_Objective_
Output each entry exactly; skip nothing.
BEGIN Records provided
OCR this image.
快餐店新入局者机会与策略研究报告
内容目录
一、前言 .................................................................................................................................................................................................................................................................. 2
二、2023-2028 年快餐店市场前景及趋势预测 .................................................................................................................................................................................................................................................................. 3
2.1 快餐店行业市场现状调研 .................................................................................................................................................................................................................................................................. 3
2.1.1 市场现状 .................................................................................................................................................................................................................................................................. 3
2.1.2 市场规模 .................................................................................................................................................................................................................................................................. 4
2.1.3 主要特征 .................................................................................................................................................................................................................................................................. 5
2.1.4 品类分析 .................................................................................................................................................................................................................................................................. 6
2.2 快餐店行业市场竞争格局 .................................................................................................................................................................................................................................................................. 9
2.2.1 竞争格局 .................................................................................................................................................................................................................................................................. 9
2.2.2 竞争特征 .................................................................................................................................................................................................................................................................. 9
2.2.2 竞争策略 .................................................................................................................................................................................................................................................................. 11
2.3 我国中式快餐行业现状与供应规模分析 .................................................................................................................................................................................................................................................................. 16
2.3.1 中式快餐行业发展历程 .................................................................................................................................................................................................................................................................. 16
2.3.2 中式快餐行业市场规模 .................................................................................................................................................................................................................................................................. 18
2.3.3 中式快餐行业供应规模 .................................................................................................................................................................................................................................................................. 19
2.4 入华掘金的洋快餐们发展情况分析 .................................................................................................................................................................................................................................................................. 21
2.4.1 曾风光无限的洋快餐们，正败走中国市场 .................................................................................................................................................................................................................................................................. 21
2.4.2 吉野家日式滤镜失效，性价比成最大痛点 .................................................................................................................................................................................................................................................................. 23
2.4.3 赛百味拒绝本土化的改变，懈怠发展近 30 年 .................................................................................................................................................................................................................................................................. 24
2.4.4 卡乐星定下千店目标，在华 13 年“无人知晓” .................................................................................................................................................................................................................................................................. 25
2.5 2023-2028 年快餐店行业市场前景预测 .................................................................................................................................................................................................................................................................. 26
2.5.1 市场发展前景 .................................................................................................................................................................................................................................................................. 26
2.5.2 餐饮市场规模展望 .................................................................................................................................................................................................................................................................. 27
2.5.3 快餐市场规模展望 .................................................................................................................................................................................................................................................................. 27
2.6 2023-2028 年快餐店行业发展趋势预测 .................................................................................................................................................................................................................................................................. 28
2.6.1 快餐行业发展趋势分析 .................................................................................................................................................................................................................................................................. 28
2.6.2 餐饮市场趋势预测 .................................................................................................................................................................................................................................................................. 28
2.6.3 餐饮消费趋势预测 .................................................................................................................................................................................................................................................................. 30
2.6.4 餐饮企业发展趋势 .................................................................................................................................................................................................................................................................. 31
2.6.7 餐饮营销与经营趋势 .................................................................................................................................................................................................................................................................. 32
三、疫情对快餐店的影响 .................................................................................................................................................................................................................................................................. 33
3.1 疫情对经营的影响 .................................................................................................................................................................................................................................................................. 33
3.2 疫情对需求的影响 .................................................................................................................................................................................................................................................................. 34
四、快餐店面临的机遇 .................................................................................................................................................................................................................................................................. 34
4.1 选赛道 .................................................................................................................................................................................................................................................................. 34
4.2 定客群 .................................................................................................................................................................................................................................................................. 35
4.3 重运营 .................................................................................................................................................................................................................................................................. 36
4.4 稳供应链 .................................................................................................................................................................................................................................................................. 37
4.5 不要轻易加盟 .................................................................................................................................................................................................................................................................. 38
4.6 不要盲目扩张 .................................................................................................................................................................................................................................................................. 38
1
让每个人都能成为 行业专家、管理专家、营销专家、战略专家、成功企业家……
END Records provided
_Written solution_
OCR this image.
快餐店新入局者机会与策略研究报告
内容目录
一、前言 .................................................................................................................................................................................................................................................................. 2
二、2023-2028 年快餐店市场前景及趋势预测 .................................................................................................................................................................................................................................................................. 3
2.1 快餐店行业市场现状调研 .................................................................................................................................................................................................................................................................. 3
2.1.1 市场现状 .................................................................................................................................................................................................................................................................. 3
2.1.2 市场规模 .................................................................................................................................................................................................................................................................. 4
2.1.3 主要特征 .................................................................................................................................................................................................................................................................. 5
2.1.4 品类分析 .................................................................................................................................................................................................................................................................. 6
2.2 快餐店行业市场竞争格局 .................................................................................................................................................................................................................................................................. 9
2.2.1 竞争格局 .................................................................................................................................................................................................................................................................. 9
2.2.2 竞争特征 .................................................................................................................................................................................................................................................................. 9
2.2.2 竞争策略 .................................................................................................................................................................................................................................................................. 11
2.3 我国中式快餐行业现状与供应规模分析 .................................................................................................................................................................................................................................................................. 16
2.3.1 中式快餐行业发展历程 .................................................................................................................................................................................................................................................................. 16
2.3.2 中式快餐行业市场规模 .................................................................................................................................................................................................................................................................. 18
2.3.3 中式快餐行业供应规模 .................................................................................................................................................................................................................................................................. 19
2.4 入华掘金的洋快餐们发展情况分析 .................................................................................................................................................................................................................................................................. 21
2.4.1 曾风光无限的洋快餐们，正败走中国市场 .................................................................................................................................................................................................................................................................. 21
2.4.2 吉野家日式滤镜失效，性价比成最大痛点 .................................................................................................................................................................................................................................................................. 23
2.4.3 赛百味拒绝本土化的改变，懈怠发展近 30 年 .................................................................................................................................................................................................................................................................. 24
2.4.4 卡乐星定下千店目标，在华 13 年“无人知晓” .................................................................................................................................................................................................................................................................. 25
2.5 2023-2028 年快餐店行业市场前景预测 .................................................................................................................................................................................................................................................................. 26
2.5.1 市场发展前景 .................................................................................................................................................................................................................................................................. 26
2.5.2 餐饮市场规模展望 .................................................................................................................................................................................................................................................................. 27
2.5.3 快餐市场规模展望 .................................................................................................................................................................................................................................................................. 27
2.6 2023-2028 年快餐店行业发展趋势预测 .................................................................................................................................................................................................................................................................. 28
2.6.1 快餐行业发展趋势分析 .................................................................................................................................................................................................................................................................. 28
2.6.2 餐饮市场趋势预测 .................................................................................................................................................................................................................................................................. 28
2.6.3 餐饮消费趋势预测 .................................................................................................................................................................................................................................................................. 30
2.6.4 餐饮企业发展趋势 .................................................................................................................................................................................................................................................................. 31
2.6.7 餐饮营销与经营趋势 .................................................................................................................................................................................................................................................................. 32
三、疫情对快餐店的影响 .................................................................................................................................................................................................................................................................. 33
3.1 疫情对经营的影响 .................................................................................................................................................................................................................................................................. 33
3.2 疫情对需求的影响 .................................................................................................................................................................................................................................................................. 34
四、快餐店面临的机遇 .................................................................................................................................................................................................................................................................. 34
4.1 选赛道 .................................................................................................................................................................................................................................................................. 34
4.2 定客群 .................................................................................................................................................................................................................................................................. 35
4.3 重运营 .................................................................................................................................................................................................................................................................. 36
4.4 稳供应链 .................................................................................................................................................................................................................................................................. 37
4.5 不要轻易加盟 .................................................................................................................................................................................................................................................................. 38
4.6 不要盲目扩张 .................................................................................................................................................................................................................................................................. 38
1
让每个人都能成为 行业专家、管理专家、营销专家、战略专家、成功企业家……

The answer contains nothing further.